--- start of DATA PROVIDED ---

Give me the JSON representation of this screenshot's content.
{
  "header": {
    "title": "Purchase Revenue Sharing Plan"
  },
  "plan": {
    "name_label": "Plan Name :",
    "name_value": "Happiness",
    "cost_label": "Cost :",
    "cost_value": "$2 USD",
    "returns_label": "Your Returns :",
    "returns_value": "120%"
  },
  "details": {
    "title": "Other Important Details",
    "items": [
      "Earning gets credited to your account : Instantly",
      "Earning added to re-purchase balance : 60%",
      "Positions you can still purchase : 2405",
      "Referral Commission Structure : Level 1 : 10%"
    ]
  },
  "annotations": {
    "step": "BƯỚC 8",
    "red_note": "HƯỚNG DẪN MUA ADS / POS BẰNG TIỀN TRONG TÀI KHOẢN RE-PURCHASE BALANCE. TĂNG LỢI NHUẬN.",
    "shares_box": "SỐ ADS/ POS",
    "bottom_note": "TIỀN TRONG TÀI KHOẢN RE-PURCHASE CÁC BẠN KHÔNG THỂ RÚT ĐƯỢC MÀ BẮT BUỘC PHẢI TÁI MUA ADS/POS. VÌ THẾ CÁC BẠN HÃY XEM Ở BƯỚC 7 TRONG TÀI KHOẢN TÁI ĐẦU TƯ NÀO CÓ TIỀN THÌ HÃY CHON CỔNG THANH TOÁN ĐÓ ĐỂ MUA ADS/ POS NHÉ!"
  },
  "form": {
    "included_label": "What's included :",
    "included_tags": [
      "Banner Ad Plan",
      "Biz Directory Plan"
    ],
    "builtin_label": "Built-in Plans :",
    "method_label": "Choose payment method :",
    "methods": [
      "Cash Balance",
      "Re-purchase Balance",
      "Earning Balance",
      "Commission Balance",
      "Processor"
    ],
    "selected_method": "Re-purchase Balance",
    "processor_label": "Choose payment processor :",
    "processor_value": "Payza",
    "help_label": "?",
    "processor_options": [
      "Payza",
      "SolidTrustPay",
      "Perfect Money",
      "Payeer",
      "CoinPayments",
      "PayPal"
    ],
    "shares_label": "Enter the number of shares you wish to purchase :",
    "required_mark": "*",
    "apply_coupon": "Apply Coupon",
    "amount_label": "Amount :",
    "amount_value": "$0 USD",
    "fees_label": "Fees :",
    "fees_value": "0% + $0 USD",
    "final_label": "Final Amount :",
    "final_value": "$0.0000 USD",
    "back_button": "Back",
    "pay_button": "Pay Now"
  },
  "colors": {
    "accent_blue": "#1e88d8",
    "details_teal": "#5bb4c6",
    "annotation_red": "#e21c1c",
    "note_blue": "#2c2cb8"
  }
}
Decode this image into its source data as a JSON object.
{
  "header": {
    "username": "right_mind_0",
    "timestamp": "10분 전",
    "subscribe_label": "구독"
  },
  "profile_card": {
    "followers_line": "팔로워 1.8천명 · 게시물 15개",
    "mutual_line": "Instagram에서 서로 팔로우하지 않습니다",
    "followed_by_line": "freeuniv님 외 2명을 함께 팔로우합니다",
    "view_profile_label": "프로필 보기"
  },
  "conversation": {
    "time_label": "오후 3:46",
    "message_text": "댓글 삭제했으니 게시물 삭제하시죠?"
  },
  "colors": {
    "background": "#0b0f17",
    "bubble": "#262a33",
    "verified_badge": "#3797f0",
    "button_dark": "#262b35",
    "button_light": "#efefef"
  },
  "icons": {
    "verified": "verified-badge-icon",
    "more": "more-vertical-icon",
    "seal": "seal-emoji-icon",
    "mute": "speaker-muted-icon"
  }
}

--- end of DATA PROVIDED ---

# GIVEN PROBLEM:
Quote, without any change, each line from the one that contains "Decode this image" through the end of the material.

# EXERCISE OUTPUT:
Decode this image into its source data as a JSON object.
{
  "header": {
    "username": "right_mind_0",
    "timestamp": "10분 전",
    "subscribe_label": "구독"
  },
  "profile_card": {
    "followers_line": "팔로워 1.8천명 · 게시물 15개",
    "mutual_line": "Instagram에서 서로 팔로우하지 않습니다",
    "followed_by_line": "freeuniv님 외 2명을 함께 팔로우합니다",
    "view_profile_label": "프로필 보기"
  },
  "conversation": {
    "time_label": "오후 3:46",
    "message_text": "댓글 삭제했으니 게시물 삭제하시죠?"
  },
  "colors": {
    "background": "#0b0f17",
    "bubble": "#262a33",
    "verified_badge": "#3797f0",
    "button_dark": "#262b35",
    "button_light": "#efefef"
  },
  "icons": {
    "verified": "verified-badge-icon",
    "more": "more-vertical-icon",
    "seal": "seal-emoji-icon",
    "mute": "speaker-muted-icon"
  }
}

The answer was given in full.